Data listing:
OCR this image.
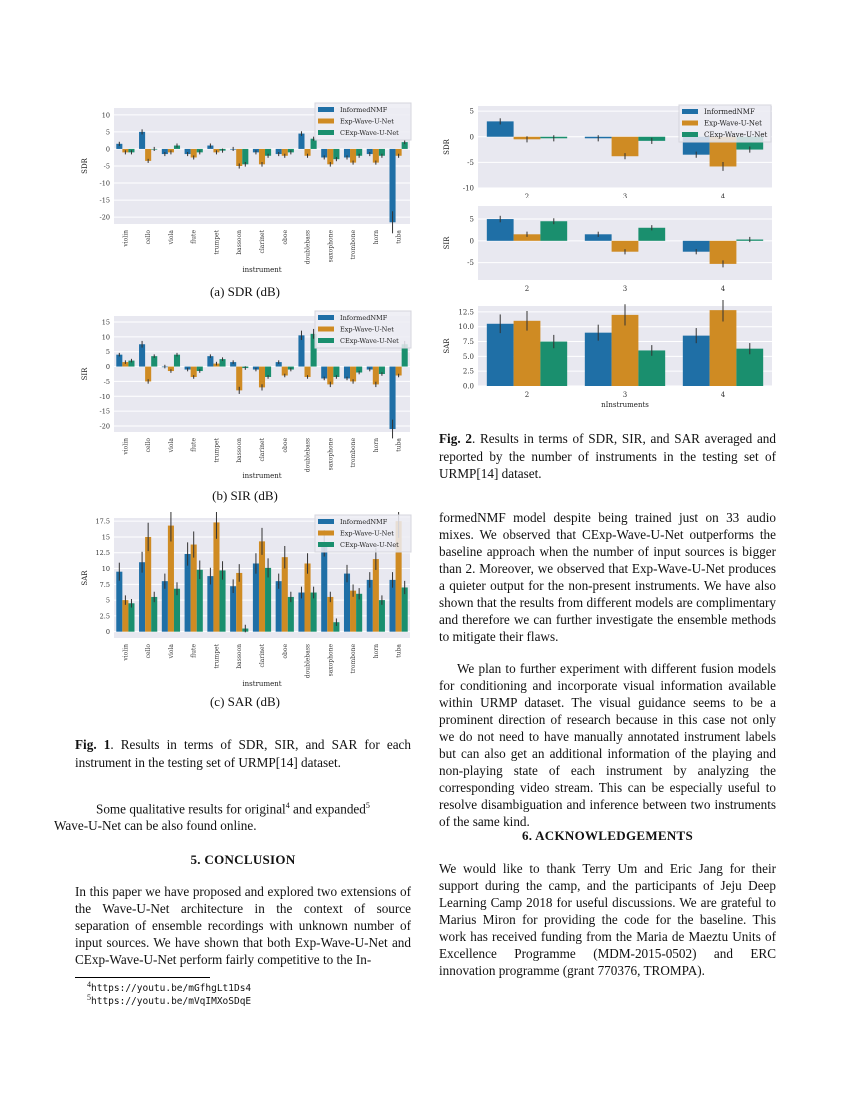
10
5
0
-5
-10
-15
-20
SDR
violin	cello	viola	flute	trumpet	bassoon	clarinet	oboe	doublebass	saxophone	trombone	horn	tuba
instrument
InformedNMF
Exp-Wave-U-Net
CExp-Wave-U-Net
(a) SDR (dB)
15
10
5
0
-5
-10
-15
-20
SIR
violin	cello	viola	flute	trumpet	bassoon	clarinet	oboe	doublebass	saxophone	trombone	horn	tuba
instrument
InformedNMF
Exp-Wave-U-Net
CExp-Wave-U-Net
(b) SIR (dB)
17.5
15
12.5
10
7.5
5
2.5
0
SAR
violin	cello	viola	flute	trumpet	bassoon	clarinet	oboe	doublebass	saxophone	trombone	horn	tuba
instrument
InformedNMF
Exp-Wave-U-Net
CExp-Wave-U-Net
(c) SAR (dB)
Fig. 1. Results in terms of SDR, SIR, and SAR for each instrument in the testing set of URMP[14] dataset.
5
0
-5
-10
SDR
2	3	4
InformedNMF
Exp-Wave-U-Net
CExp-Wave-U-Net
5
0
-5
SIR
2	3	4
12.5
10.0
7.5
5.0
2.5
0.0
SAR
2	3	4
nInstruments
Fig. 2. Results in terms of SDR, SIR, and SAR averaged and reported by the number of instruments in the testing set of URMP[14] dataset.
Some qualitative results for original$^4$ and expanded$^5$
Wave-U-Net can be also found online.
5. CONCLUSION
In this paper we have proposed and explored two extensions of the Wave-U-Net architecture in the context of source separation of ensemble recordings with unknown number of input sources. We have shown that both Exp-Wave-U-Net and CExp-Wave-U-Net perform fairly competitive to the In-
$^4$https://youtu.be/mGfhgLt1Ds4
$^5$https://youtu.be/mVqIMXoSDqE
formedNMF model despite being trained just on 33 audio mixes. We observed that CExp-Wave-U-Net outperforms the baseline approach when the number of input sources is bigger than 2. Moreover, we observed that Exp-Wave-U-Net produces a quieter output for the non-present instruments. We have also shown that the results from different models are complimentary and therefore we can further investigate the ensemble methods to mitigate their flaws.
We plan to further experiment with different fusion models for conditioning and incorporate visual information available within URMP dataset. The visual guidance seems to be a prominent direction of research because in this case not only we do not need to have manually annotated instrument labels but can also get an additional information of the playing and non-playing state of each instrument by analyzing the corresponding video stream. This can be especially useful to resolve disambiguation and inference between two instruments of the same kind.
6. ACKNOWLEDGEMENTS
We would like to thank Terry Um and Eric Jang for their support during the camp, and the participants of Jeju Deep Learning Camp 2018 for useful discussions. We are grateful to Marius Miron for providing the code for the baseline. This work has received funding from the Maria de Maeztu Units of Excellence Programme (MDM-2015-0502) and ERC innovation programme (grant 770376, TROMPA).
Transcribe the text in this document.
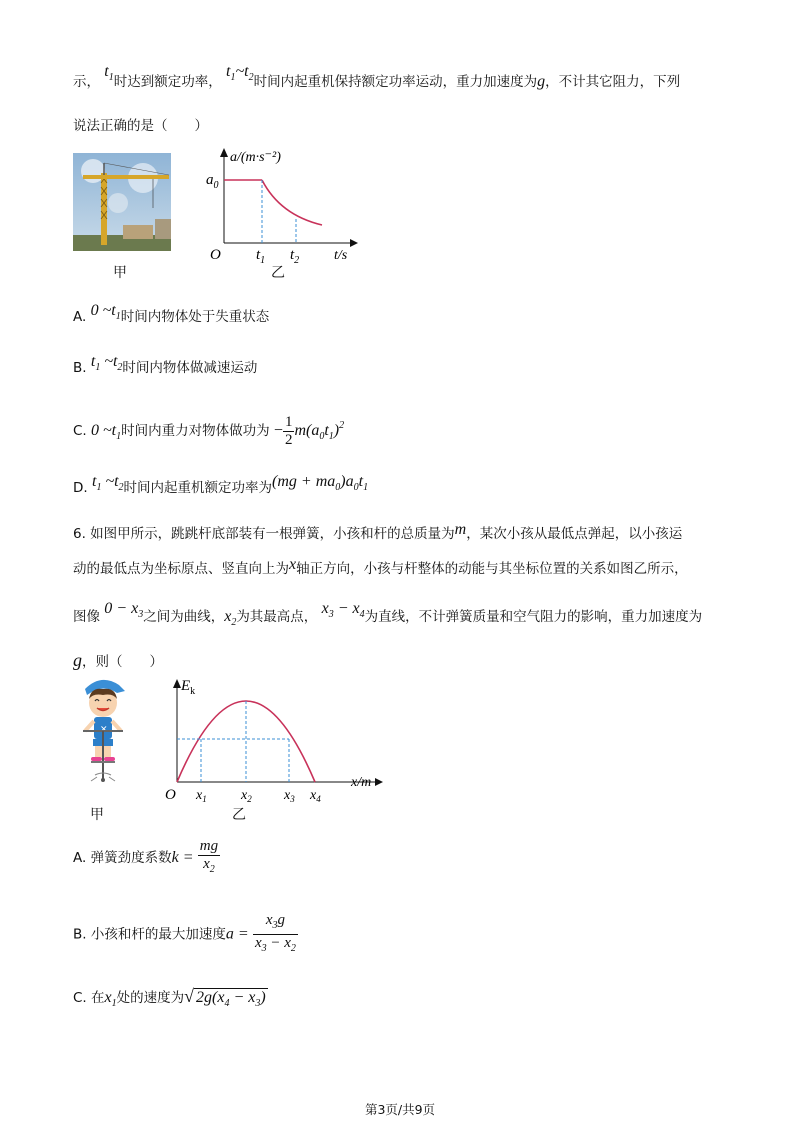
示， $t_1$时达到额定功率， $t_1\sim t_2$时间内起重机保持额定功率运动，重力加速度为g，不计其它阻力，下列
说法正确的是（　　）
甲
a/(m·s⁻²)
$a_0$
O $t_1$ $t_2$ t/s
乙
A. 0 $\sim t_1$时间内物体处于失重状态
B. $t_1$ $\sim t_2$时间内物体做减速运动
C. 0 $\sim t_1$时间内重力对物体做功为 − $\frac{1}{2} m(a_0t_1)^2$
D. $t_1$ $\sim t_2$时间内起重机额定功率为$(mg + ma_0)a_0t_1$
6. 如图甲所示，跳跳杆底部装有一根弹簧，小孩和杆的总质量为m，某次小孩从最低点弹起，以小孩运
动的最低点为坐标原点、竖直向上为x轴正方向，小孩与杆整体的动能与其坐标位置的关系如图乙所示，
图像 $0 - x_3$之间为曲线，$x_2$为其最高点， $x_3 - x_4$为直线，不计弹簧质量和空气阻力的影响，重力加速度为
g，则（　　）
✕
甲
$E_k$
O $x_1$ $x_2$ $x_3$ $x_4$
x/m
乙
A. 弹簧劲度系数$k = \frac{mg}{x_2}$
B. 小孩和杆的最大加速度$a = \frac{x_3g}{x_3 - x_2}$
C. 在$x_1$处的速度为√ $2g(x_4 - x_3)$
第3页/共9页
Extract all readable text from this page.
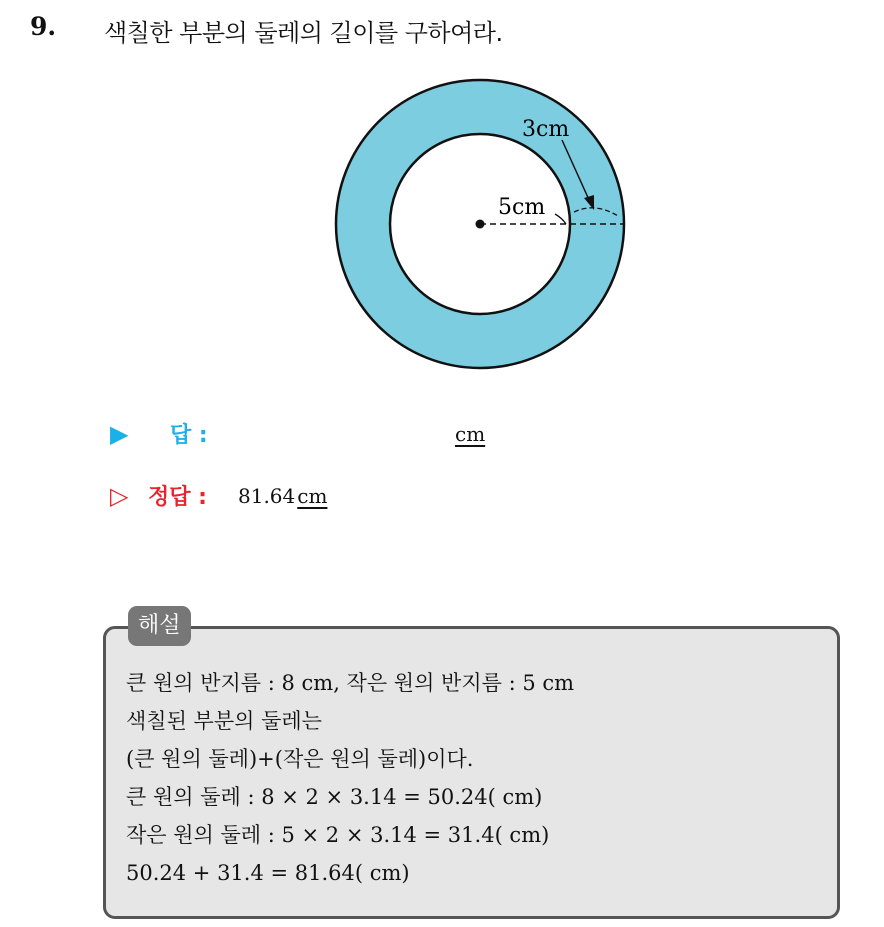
9. 색칠한 부분의 둘레의 길이를 구하여라.
3cm
5cm
▶ 답 :	cm
▷ 정답 : 81.64 cm
해설
큰 원의 반지름 : 8 cm, 작은 원의 반지름 : 5 cm
색칠된 부분의 둘레는
(큰 원의 둘레)+(작은 원의 둘레)이다.
큰 원의 둘레 : 8 × 2 × 3.14 = 50.24( cm)
작은 원의 둘레 : 5 × 2 × 3.14 = 31.4( cm)
50.24 + 31.4 = 81.64( cm)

Instructions to follow: Out of the material above, select every line that holds the string "youtu".

Solved problem:
$^4$https://youtu.be/mGfhgLt1Ds4
$^5$https://youtu.be/mVqIMXoSDqE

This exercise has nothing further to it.